Reading passage:

------------------------------------

Van Gogh painted on tea towels: museum curator

The curator of the Van Gogh Museum in Amsterdam says an examination of several paintings from the last year of the artist's life has discovered they were done on tea towels.

Artist Vincent Van Gogh, known for being always short of money and materials, resorted to painting on tea towels according to the curator of the Van Gogh Museum in Amsterdam.

Louis van Tilborgh says a detailed examination of five pictures has yielded the conclusion the artist painted on towel-like materials.

Van Gogh wrote to his brother Theo from the mental asylum in Saint Rémy de Provence, 20 kilometres south of Avignon, on Nov. 16 1889, seeking another 10 metres of canvas. That roll did not arrive until three weeks later.

Tilborgh says experts decided to take a closer look at paintings from that period: The Large Plane Trees and Wheatfields in a Mountainous Landscape.

------------------------------------

Exercise requirements: Carry on the news article about Van Gogh painting on tea towels, starting right after its final sentence.

------------------------------------

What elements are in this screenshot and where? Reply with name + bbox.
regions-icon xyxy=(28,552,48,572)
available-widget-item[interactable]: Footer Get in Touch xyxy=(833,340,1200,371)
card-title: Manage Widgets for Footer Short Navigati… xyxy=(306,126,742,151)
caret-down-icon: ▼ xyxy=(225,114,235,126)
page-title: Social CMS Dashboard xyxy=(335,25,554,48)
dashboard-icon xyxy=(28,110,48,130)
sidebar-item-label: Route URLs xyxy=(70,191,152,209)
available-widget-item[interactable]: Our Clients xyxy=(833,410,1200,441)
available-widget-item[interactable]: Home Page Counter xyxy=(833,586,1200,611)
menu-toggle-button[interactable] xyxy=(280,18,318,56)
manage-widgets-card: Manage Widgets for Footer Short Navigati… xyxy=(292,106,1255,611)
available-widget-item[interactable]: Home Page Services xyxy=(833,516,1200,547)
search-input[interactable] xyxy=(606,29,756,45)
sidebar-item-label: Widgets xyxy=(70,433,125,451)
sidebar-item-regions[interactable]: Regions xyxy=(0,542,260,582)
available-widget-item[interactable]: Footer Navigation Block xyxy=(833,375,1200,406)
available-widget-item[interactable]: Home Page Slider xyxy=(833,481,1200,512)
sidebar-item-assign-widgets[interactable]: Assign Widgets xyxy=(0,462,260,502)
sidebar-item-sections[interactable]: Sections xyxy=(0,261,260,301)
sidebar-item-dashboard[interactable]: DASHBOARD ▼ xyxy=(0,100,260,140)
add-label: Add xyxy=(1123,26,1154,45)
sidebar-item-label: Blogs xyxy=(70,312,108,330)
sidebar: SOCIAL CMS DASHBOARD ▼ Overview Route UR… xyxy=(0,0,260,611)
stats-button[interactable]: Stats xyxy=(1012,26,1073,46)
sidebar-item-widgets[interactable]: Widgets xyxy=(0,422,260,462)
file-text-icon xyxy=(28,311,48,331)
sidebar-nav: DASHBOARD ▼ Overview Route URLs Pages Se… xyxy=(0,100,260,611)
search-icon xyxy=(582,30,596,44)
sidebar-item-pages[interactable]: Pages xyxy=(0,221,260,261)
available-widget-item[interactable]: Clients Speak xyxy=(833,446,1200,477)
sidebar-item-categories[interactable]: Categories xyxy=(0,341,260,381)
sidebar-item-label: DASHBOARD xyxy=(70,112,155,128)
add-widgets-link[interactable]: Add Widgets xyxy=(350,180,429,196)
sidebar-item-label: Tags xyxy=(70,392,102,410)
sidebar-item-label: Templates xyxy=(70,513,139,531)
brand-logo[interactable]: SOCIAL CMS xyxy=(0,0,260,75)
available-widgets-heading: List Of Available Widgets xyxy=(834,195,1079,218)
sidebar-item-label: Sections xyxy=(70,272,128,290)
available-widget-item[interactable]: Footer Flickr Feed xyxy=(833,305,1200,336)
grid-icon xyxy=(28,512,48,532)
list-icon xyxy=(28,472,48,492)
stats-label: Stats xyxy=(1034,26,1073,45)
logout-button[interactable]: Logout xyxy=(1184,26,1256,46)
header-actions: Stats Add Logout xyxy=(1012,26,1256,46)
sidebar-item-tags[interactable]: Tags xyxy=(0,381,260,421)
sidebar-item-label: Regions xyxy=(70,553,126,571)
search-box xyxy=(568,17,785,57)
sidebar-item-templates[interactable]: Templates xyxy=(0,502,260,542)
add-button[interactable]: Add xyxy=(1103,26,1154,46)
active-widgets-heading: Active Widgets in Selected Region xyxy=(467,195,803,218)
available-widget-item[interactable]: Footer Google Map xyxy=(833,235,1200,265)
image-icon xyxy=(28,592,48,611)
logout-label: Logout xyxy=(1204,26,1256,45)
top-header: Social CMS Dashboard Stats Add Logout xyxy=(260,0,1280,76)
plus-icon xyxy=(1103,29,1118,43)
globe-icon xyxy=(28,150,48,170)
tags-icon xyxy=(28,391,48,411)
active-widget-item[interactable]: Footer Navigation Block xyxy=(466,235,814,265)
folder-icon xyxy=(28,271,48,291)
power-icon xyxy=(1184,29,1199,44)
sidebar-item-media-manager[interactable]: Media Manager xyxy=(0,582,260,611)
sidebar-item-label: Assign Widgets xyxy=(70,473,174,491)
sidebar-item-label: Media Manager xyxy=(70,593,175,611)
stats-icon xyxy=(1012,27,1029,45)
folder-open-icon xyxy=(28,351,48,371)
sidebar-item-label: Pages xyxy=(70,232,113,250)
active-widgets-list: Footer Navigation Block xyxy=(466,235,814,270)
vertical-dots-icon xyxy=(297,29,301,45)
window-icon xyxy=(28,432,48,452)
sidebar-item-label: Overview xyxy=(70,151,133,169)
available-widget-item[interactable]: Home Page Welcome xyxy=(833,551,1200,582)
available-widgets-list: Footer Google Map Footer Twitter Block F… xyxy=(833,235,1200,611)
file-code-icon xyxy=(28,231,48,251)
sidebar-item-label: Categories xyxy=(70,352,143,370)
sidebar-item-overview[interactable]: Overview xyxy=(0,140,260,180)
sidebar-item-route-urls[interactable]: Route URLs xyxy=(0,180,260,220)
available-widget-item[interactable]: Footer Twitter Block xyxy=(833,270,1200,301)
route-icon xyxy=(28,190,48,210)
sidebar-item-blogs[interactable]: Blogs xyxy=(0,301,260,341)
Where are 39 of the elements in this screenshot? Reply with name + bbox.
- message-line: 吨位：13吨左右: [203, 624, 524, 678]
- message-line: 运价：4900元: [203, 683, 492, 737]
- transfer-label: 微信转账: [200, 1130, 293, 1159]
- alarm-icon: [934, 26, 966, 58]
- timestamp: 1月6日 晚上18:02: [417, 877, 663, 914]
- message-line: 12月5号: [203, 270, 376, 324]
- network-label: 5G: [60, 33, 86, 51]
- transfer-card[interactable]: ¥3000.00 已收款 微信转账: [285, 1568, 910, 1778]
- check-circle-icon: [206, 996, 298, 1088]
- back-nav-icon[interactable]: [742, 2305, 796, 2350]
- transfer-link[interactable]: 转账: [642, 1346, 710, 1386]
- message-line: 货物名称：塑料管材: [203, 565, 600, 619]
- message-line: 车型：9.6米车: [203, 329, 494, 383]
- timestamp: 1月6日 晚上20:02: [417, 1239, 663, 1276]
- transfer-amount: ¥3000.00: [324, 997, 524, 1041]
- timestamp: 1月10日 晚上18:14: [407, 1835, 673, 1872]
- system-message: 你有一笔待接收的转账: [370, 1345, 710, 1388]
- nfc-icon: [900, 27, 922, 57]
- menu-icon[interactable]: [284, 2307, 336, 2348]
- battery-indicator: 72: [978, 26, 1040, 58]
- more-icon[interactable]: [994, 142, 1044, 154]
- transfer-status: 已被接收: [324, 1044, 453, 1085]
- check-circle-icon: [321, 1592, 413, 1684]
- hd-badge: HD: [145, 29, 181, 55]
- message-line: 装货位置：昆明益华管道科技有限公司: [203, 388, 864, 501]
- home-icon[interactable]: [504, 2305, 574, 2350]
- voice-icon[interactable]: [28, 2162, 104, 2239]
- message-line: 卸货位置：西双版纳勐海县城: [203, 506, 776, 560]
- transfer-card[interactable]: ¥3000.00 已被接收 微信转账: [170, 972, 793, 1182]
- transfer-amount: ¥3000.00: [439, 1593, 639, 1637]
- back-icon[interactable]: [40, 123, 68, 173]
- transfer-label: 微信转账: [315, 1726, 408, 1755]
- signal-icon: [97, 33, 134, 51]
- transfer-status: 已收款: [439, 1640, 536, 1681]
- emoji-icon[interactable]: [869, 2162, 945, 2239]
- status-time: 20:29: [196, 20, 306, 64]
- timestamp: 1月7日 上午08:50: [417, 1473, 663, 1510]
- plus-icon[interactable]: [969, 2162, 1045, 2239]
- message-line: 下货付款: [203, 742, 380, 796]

------------------------------------

Response to this exercise:
The off-white fabric in each painting has a grid pattern of tiny red rectangles, just noticeable where the paint is thin.Tilborgh says the tea towels probably came from the kitchen of the mental hospital.

That didn't end Van Gogh's creative use of kitchen items.

The following May, the 37-year-old artist moved to Auvers-sur-Oise, 40 kilometres from Paris, where he again ran out of canvas. At the time, he was creating one painting a day.

Van Gogh used tea towels with a red border woven in for three pieces: two still lifes of flowers (currently in private collections) and Daubigny's Garden.

Experts say they believe the towels may have come from the Auberge Ravoux where the artist was staying.

Van Gogh, a tortured soul who suffered major bouts of depression, died on July 29, 1890, two days after shooting himself in the chest. He left 900 paintings and more than 1,100 drawings and illustrations.